DOCUMENT SOURCE ->
_ _ _ _ _

Cette immense caverne d’Ali Baba de l’évasion fiscale, qu’un journaliste mettrait plusieurs décennies à explorer seul en travaillant jour et nuit, récèle des milliers de noms de ressortissants de plus de 200 pays ou territoires. Si la plupart sont inconnus du grand public, on y retrouve aussi des centaines de figures de premier plan, issues des univers politique, économique, sportif, culturel et même criminel, sur lesquels les membres de l’ICIJ ont enquêté en commun pour déterminer quelle utilisation ils ont faite de leurs montages offshore transnationaux. Le Monde a aussi enquêté sur des sociétés-écrans liées aux grandes fortunes françaises, sur des affaires politico-financières, des banques hexagonales et des personnages importants du football français.

_ _ _ _ _

TRAVAIL À FAIRE ->
1. Répondez aux questions suivantes à partir du texte sur l'évasion fiscale :
(a) De combien de pays ou territoires sont issus les ressortissants dont les noms figurent dans cette masse de données ?
(b) Combien de temps faudrait-il à un journaliste travaillant seul, jour et nuit, pour l'explorer ?
(c) À quel type de sociétés liées aux grandes fortunes françaises Le Monde s'est-il intéressé ?
2. Poursuivez le texte sur l'évasion fiscale en rédigeant la suite qui vient après sa dernière phrase.

_ _ _ _ _

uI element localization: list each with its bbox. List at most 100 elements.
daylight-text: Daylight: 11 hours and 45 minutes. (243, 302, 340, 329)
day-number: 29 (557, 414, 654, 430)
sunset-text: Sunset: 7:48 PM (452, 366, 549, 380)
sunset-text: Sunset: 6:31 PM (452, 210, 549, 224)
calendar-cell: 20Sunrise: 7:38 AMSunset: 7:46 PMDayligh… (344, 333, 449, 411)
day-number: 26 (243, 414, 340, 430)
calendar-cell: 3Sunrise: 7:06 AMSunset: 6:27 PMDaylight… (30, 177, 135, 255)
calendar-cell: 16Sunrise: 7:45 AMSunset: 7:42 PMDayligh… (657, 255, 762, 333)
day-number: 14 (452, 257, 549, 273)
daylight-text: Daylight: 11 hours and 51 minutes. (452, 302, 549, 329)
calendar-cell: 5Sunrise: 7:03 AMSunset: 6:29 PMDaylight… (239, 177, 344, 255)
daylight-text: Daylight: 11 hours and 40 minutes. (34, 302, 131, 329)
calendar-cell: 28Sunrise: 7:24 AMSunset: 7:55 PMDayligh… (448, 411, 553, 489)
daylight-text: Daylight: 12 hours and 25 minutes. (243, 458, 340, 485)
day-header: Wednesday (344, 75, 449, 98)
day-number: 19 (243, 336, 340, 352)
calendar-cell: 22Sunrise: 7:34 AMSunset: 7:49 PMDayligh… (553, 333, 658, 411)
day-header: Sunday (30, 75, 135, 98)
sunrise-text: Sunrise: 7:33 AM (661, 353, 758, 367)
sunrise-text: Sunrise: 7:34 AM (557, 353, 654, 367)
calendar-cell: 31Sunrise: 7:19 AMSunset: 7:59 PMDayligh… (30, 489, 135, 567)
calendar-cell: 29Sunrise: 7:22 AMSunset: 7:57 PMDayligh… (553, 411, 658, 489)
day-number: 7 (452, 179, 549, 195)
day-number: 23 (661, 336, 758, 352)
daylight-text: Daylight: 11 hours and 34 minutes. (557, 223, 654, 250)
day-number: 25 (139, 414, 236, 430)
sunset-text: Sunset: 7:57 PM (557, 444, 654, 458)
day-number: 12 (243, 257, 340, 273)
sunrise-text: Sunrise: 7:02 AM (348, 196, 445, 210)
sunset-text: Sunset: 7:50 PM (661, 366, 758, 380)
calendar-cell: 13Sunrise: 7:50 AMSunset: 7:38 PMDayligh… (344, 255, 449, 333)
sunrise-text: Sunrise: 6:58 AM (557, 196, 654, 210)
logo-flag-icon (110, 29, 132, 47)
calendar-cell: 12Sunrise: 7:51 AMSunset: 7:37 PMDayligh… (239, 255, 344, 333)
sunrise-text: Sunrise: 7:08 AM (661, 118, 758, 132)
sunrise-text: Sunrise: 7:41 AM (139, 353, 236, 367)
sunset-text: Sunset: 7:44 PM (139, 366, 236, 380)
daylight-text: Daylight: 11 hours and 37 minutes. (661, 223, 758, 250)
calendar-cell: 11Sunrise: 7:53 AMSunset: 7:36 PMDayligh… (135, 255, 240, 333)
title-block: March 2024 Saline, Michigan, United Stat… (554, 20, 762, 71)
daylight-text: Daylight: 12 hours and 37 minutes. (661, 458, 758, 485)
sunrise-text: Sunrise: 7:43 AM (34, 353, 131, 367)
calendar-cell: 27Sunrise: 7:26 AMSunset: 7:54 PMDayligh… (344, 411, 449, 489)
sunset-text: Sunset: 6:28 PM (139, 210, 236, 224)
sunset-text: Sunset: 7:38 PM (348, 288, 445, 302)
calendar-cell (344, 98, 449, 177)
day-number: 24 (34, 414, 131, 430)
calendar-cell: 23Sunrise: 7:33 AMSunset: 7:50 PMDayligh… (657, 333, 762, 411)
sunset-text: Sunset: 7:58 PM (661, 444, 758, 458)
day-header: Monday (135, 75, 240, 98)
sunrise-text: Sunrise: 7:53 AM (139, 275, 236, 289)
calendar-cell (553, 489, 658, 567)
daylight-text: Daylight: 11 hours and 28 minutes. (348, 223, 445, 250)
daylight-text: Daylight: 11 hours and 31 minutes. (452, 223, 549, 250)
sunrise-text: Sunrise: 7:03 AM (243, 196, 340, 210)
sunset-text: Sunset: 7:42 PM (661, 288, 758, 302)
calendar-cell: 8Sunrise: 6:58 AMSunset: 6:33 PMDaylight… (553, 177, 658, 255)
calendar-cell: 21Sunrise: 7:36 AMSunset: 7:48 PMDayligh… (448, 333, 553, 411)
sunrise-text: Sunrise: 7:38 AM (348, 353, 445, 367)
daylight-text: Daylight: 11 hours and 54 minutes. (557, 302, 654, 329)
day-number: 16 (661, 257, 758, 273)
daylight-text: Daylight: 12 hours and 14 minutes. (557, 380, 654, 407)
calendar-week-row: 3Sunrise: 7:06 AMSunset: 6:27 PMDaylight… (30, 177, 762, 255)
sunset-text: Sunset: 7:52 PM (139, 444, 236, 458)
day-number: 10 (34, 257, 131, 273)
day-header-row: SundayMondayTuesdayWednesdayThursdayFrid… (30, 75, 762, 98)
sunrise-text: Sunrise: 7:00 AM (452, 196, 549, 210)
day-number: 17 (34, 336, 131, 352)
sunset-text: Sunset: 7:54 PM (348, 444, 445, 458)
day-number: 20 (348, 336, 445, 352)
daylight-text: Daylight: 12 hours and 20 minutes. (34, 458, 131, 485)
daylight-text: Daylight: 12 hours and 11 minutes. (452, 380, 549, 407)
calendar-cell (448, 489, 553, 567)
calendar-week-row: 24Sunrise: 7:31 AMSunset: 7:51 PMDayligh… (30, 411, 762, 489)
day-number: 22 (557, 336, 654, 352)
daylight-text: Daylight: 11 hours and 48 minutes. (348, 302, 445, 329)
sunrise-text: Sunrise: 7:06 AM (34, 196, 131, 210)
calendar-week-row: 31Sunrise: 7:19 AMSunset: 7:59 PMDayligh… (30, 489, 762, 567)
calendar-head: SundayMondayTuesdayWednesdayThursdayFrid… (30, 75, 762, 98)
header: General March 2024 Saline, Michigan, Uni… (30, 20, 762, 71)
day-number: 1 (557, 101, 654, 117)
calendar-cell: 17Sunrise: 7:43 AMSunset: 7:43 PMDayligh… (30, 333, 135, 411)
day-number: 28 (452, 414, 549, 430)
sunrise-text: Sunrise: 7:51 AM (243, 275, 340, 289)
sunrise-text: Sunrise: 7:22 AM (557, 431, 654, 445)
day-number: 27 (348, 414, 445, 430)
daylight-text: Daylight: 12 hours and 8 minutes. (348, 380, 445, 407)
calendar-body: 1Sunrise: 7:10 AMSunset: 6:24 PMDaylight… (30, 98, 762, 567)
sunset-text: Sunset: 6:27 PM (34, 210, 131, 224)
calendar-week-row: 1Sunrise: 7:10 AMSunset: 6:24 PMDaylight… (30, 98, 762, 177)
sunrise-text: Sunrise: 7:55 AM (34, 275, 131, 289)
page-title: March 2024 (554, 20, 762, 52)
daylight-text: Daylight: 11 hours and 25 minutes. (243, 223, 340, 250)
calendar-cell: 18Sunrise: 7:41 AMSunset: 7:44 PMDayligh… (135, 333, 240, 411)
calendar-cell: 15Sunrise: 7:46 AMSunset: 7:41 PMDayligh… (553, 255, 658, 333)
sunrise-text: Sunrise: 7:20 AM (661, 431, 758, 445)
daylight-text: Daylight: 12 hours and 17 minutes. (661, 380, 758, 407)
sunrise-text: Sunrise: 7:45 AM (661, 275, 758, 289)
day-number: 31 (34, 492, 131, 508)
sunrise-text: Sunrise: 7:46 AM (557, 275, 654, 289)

_ _ _ _ _

RÉPONSES ->
1.
(a) De plus de 200 pays ou territoires.
(b) Plusieurs décennies.
(c) À des sociétés-écrans.

2.
Au-delà des innombrables noms et histoires, les « Panama papers » brossent un portrait quasi en temps réel d’un système créé par et pour l’opacité de ses bénéficiaires. Les données, qui s’étendent jusqu’à la fin de l’année 2015, montrent que les avancées récentes de la réglementation des paradis fiscaux sont loin d’avoir facilité la vie des autorités chargées de lutter contre le blanchiment, la corruption et la fraude fiscale. A chaque nouveau tour de vis inspiré par la pression internationale, les artisans méticuleux de l’offshore, comme Mossack Fonseca, trouvent une nouvelle parade pour préserver la discrétion de leurs clients – avec la complicité de plus de 14 000 banques et cabinets d’avocats fiscalistes qui jouent les intermédiaires financiers.

Ce sont toutes ces histoires que Le Monde vous racontera tout au long de la semaine dans son édition papier et sur son site Internet, dans le cadre de l’opération « Panama papers ». (Article publié sur le site du Monde, le 4 avril 2016)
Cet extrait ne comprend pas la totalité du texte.